Data for processing -

+-------+

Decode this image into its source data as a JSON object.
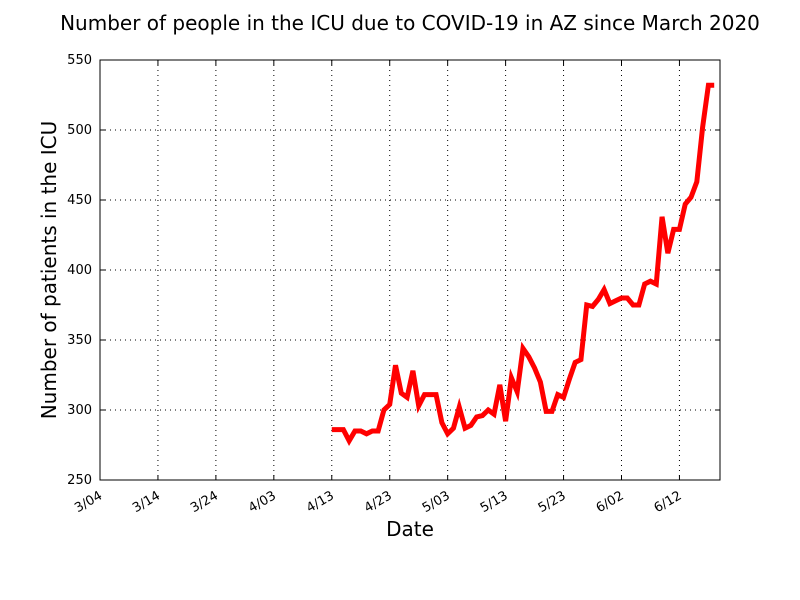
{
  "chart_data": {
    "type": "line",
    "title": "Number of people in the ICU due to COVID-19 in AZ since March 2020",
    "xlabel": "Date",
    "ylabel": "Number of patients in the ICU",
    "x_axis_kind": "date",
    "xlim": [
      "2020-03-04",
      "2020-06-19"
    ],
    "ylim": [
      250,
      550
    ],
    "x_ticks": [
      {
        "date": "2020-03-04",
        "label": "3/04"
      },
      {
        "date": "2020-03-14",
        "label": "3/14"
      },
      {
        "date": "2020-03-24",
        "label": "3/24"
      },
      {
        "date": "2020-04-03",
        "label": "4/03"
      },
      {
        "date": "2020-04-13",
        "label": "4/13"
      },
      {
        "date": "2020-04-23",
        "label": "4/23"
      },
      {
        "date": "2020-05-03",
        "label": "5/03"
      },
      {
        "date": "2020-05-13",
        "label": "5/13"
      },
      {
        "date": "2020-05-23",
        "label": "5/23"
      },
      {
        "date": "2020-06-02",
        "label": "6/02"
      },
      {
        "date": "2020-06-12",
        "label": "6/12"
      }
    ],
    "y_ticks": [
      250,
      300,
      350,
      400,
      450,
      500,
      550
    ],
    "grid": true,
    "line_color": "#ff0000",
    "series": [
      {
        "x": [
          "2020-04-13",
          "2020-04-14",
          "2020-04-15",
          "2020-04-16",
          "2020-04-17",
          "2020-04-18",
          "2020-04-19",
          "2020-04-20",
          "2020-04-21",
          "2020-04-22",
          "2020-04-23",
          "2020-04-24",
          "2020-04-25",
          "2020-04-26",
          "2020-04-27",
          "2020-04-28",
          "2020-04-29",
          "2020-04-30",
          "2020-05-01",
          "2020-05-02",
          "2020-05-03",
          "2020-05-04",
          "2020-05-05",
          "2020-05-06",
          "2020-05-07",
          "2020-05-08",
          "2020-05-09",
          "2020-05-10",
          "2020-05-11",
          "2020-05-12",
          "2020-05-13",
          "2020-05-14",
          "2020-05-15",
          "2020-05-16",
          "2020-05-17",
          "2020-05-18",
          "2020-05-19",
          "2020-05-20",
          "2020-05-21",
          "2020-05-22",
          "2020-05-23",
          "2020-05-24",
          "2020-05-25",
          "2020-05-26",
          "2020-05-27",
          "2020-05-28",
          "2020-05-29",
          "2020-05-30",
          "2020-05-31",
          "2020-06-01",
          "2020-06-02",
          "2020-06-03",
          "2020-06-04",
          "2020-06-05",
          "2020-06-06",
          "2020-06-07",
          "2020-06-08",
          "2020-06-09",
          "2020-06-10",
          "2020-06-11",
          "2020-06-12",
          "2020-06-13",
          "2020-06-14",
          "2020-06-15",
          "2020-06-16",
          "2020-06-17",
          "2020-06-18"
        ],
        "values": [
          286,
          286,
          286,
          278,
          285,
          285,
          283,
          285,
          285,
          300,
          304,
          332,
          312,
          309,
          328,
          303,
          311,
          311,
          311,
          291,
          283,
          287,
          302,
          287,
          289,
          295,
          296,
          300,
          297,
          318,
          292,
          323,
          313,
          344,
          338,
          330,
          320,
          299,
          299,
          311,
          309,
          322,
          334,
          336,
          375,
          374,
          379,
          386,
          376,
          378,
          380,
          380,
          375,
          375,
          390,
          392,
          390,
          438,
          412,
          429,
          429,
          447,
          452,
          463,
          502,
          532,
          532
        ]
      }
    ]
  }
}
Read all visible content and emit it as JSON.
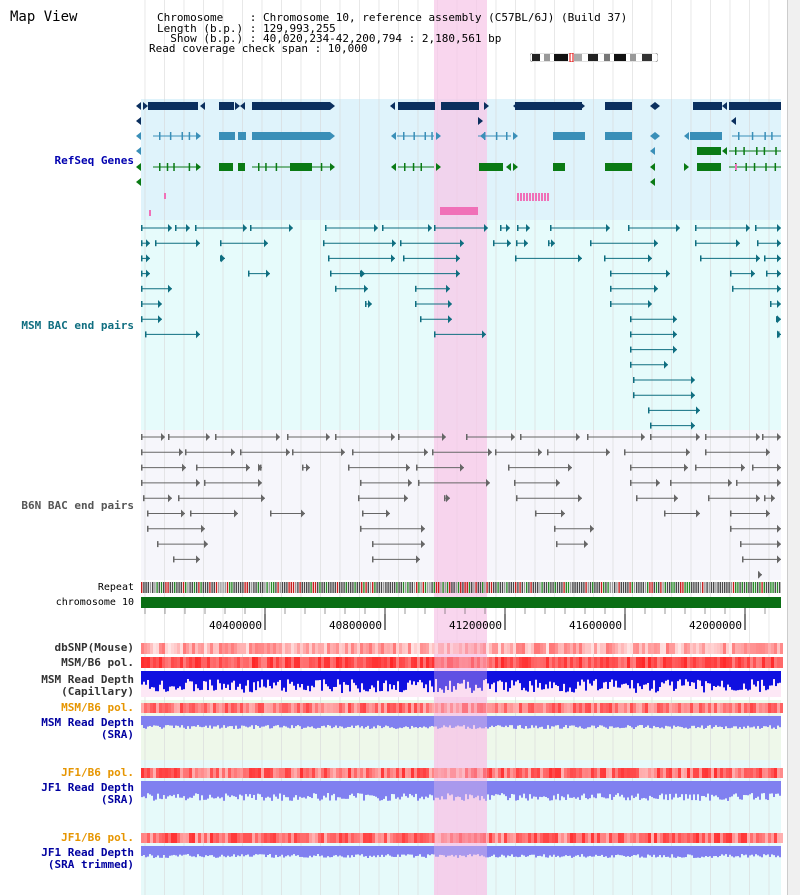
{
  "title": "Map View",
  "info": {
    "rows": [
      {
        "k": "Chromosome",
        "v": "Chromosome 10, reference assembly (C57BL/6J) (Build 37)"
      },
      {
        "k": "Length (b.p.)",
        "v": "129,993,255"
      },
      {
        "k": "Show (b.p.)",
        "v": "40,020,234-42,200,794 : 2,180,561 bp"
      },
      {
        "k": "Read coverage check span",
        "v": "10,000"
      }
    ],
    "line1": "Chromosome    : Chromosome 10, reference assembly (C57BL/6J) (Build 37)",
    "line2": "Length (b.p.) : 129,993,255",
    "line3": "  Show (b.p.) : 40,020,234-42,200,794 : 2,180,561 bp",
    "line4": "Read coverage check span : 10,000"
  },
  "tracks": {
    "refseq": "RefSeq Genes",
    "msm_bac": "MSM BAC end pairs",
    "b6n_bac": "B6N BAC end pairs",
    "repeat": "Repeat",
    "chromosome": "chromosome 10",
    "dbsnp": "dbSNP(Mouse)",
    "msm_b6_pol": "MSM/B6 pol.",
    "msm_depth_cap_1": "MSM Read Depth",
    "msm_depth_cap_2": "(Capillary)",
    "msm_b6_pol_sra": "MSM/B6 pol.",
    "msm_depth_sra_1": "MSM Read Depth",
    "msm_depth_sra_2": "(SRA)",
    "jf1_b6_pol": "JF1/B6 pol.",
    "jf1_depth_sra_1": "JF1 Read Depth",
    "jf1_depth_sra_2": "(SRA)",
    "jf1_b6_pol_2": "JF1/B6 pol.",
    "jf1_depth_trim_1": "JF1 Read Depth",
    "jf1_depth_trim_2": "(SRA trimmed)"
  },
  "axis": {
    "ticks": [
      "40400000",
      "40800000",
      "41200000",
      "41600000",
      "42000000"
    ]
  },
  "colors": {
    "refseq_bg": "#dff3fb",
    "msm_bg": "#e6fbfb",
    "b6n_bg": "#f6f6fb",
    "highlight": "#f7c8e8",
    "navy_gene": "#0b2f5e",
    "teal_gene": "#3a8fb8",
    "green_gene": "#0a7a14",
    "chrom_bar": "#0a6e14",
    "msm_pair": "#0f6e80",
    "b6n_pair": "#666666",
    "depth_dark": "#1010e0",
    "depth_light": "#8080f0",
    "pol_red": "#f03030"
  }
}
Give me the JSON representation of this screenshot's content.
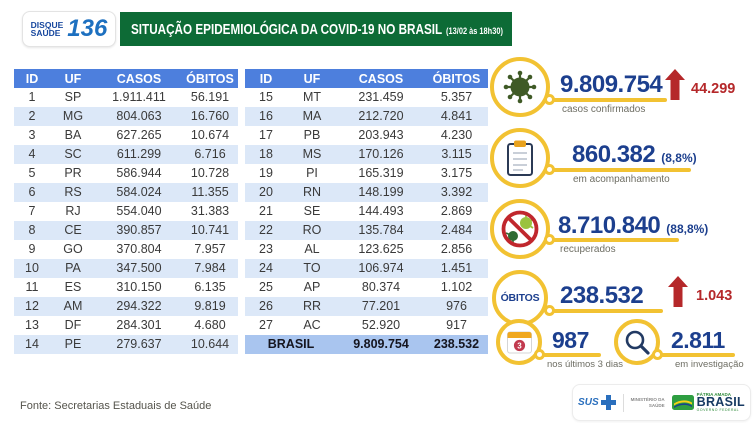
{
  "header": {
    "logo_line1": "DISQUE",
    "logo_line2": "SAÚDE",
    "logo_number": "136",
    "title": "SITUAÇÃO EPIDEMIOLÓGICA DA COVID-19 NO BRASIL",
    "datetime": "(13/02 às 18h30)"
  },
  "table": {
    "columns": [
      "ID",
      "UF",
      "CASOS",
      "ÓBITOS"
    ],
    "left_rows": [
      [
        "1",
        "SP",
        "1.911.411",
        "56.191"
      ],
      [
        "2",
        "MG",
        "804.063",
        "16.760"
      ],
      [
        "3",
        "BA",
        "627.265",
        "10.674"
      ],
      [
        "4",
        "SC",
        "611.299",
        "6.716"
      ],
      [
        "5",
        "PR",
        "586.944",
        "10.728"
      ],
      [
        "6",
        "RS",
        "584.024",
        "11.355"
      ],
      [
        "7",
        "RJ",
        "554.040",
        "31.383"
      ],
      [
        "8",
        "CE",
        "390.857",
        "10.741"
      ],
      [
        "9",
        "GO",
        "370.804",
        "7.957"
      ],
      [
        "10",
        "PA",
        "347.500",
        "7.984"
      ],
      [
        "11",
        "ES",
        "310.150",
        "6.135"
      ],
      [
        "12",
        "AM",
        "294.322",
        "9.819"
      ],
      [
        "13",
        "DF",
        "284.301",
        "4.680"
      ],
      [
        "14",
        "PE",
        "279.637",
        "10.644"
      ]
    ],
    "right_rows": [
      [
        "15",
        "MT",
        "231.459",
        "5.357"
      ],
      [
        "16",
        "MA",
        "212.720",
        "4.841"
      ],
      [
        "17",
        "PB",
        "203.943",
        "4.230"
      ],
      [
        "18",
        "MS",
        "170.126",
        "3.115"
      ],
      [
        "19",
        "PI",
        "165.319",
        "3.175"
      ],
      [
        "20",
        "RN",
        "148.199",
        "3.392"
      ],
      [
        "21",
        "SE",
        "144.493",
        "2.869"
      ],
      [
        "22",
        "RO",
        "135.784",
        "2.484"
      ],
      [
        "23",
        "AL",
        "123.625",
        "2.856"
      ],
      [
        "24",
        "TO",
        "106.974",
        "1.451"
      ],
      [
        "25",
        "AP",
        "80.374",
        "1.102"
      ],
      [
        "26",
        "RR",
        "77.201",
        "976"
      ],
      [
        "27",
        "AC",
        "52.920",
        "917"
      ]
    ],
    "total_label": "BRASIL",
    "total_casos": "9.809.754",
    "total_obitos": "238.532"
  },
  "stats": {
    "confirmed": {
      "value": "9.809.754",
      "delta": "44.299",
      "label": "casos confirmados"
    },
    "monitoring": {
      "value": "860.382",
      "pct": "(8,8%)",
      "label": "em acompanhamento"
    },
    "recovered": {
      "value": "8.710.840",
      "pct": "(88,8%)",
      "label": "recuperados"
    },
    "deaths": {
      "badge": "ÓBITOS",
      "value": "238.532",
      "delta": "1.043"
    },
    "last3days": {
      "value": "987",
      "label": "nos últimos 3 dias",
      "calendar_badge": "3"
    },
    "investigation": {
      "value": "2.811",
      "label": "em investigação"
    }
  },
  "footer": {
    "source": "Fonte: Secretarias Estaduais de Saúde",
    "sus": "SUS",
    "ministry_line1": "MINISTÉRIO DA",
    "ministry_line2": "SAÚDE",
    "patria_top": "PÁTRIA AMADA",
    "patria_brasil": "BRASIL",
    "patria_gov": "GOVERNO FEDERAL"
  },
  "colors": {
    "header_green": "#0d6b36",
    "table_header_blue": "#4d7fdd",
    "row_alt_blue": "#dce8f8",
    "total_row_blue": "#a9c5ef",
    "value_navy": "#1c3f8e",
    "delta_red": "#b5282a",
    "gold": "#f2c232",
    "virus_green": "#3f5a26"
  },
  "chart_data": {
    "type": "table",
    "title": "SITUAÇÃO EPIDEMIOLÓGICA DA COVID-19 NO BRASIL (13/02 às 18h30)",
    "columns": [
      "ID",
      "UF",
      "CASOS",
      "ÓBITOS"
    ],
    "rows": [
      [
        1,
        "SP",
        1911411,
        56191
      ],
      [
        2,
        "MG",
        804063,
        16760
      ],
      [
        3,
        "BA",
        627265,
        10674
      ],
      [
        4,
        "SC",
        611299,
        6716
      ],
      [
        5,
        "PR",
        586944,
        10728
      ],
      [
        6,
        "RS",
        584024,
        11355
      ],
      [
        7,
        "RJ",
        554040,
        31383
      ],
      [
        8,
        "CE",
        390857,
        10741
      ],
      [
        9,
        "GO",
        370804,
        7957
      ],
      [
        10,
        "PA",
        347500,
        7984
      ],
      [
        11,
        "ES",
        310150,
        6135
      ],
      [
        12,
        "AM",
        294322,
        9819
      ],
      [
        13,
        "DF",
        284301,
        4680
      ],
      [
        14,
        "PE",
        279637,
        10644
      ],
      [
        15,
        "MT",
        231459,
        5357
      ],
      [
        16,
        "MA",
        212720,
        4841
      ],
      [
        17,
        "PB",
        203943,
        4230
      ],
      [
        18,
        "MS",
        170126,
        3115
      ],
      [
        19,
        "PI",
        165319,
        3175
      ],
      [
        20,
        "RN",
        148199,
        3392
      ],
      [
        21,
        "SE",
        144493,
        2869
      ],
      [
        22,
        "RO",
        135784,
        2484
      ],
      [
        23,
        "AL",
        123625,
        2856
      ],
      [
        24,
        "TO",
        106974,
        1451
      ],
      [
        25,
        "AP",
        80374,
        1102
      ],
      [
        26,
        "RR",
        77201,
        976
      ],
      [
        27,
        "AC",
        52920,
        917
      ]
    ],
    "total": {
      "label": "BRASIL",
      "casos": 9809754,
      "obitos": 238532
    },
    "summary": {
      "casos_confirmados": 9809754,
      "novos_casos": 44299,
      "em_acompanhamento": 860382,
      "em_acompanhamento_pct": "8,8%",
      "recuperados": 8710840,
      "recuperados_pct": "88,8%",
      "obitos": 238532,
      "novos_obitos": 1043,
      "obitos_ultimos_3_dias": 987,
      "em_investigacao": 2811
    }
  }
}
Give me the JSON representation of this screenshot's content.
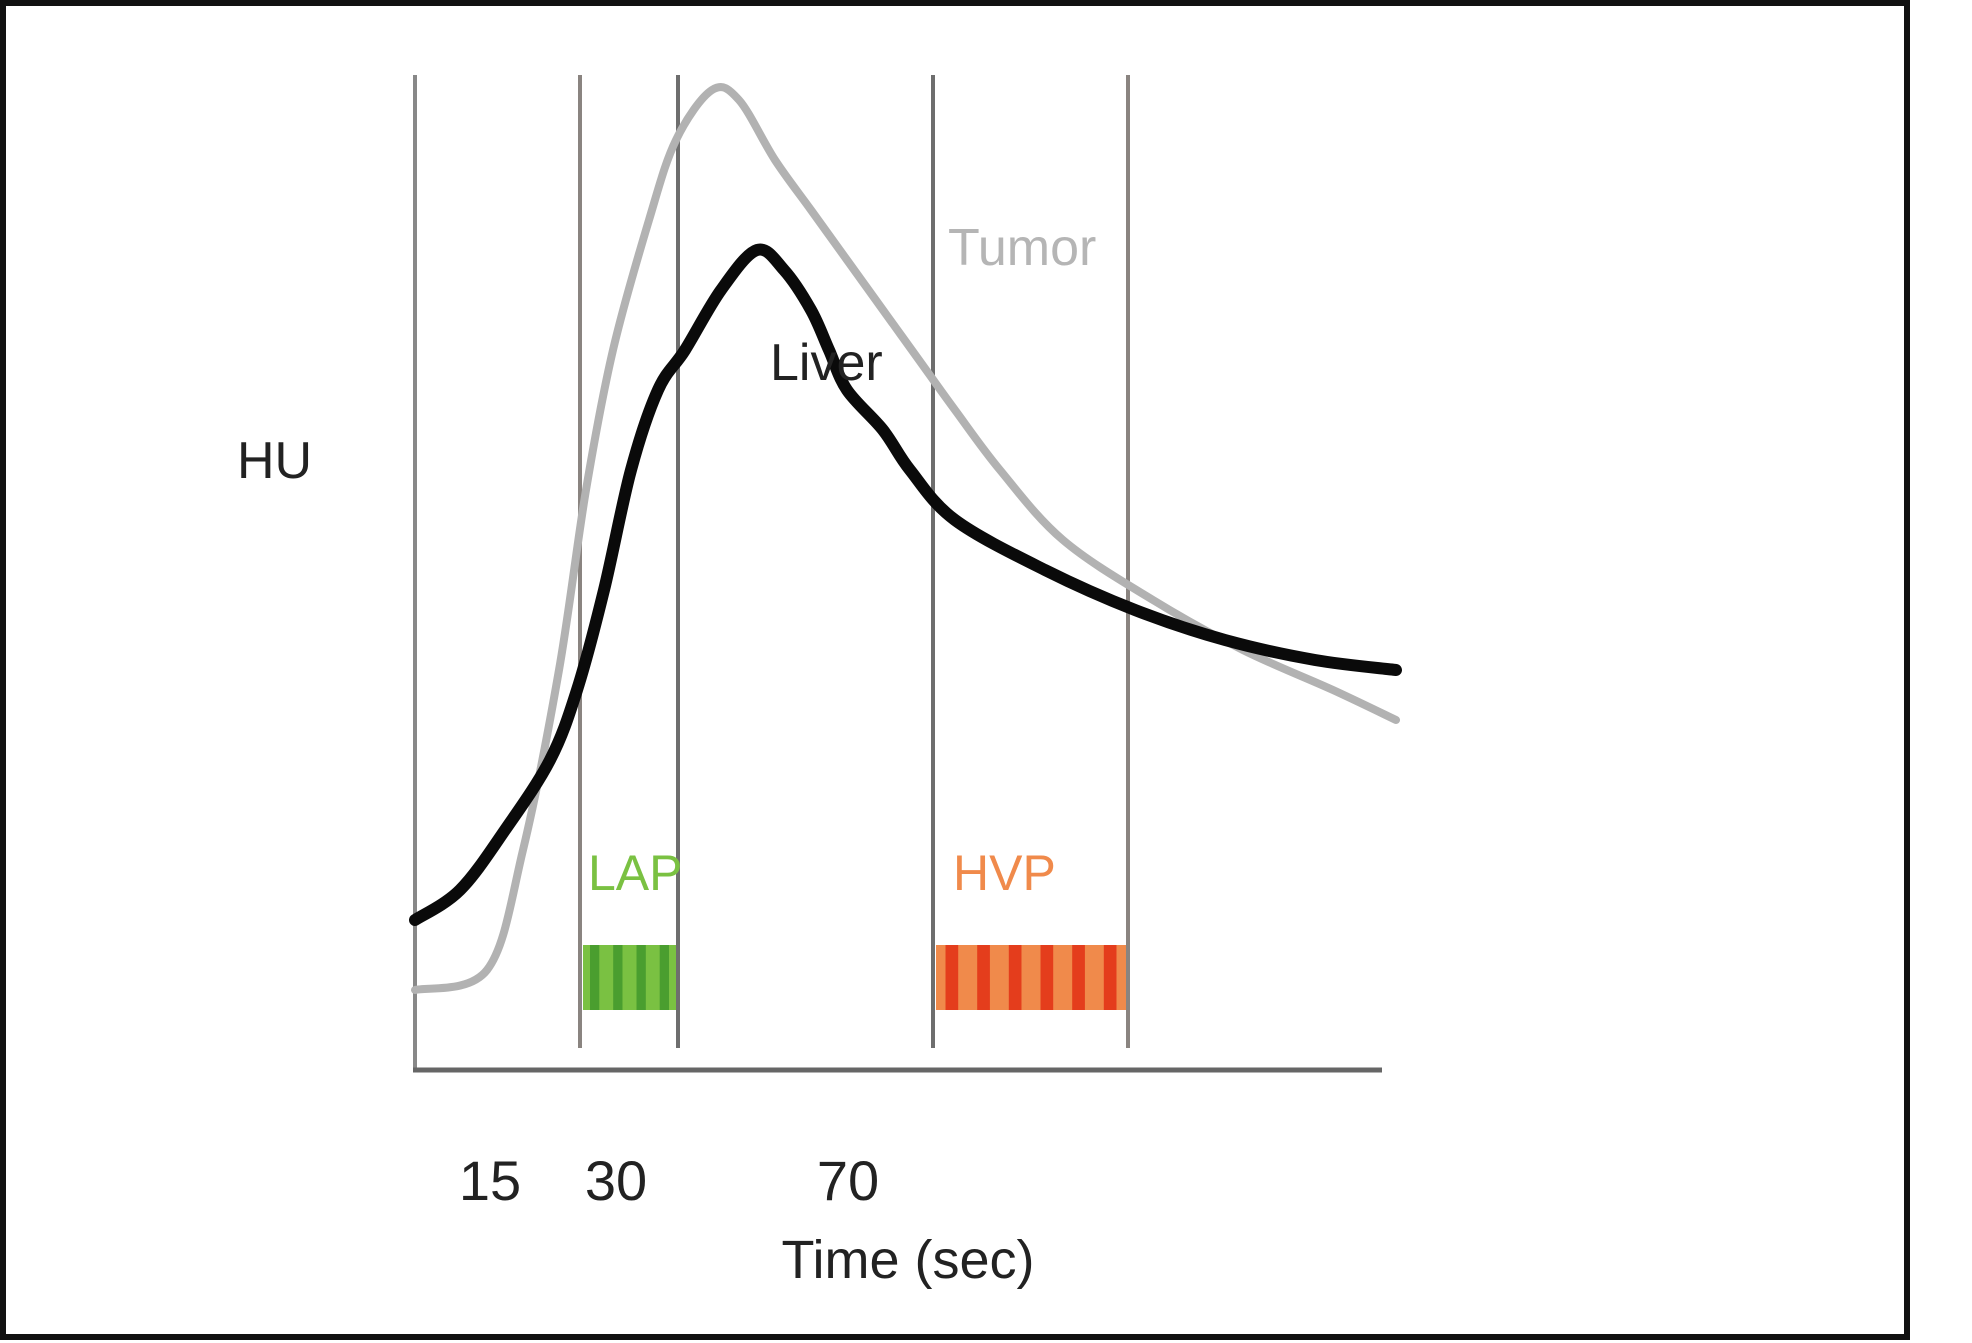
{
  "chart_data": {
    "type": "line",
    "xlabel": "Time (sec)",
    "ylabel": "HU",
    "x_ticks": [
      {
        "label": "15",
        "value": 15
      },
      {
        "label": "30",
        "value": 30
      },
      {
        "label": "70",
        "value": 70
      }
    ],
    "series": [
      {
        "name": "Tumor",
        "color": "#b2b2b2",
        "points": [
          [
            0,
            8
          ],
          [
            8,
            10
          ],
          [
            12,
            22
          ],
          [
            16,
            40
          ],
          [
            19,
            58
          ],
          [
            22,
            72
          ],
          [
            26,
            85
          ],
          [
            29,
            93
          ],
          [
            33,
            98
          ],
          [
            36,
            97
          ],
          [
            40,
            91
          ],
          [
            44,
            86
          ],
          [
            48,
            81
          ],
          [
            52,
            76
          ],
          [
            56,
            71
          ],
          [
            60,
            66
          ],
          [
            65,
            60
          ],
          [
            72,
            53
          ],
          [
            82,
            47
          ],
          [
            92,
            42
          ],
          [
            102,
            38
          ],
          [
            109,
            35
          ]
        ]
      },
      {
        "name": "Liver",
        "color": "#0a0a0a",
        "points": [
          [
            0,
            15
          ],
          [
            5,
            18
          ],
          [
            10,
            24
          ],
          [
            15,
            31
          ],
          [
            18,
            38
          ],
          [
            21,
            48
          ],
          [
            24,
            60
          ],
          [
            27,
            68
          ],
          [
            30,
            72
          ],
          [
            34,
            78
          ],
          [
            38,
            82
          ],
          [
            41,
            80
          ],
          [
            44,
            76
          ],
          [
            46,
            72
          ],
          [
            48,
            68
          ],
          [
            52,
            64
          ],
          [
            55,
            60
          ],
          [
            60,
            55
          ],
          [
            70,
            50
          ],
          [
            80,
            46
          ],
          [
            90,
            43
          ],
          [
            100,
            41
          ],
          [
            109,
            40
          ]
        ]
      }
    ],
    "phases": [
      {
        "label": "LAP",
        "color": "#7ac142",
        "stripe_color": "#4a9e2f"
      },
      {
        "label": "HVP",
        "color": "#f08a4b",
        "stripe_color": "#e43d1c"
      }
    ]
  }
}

+-------+

Exercise directions -
Please copy all lines of the listing in which the string "title" occurs.

Answer space -
    "title": "Number of people in the ICU due to COVID-19 in AZ since March 2020",
  "title": "Map View",
    "title": "SITUAÇÃO EPIDEMIOLÓGICA DA COVID-19 NO BRASIL",
    "title": "SITUAÇÃO EPIDEMIOLÓGICA DA COVID-19 NO BRASIL (13/02 às 18h30)",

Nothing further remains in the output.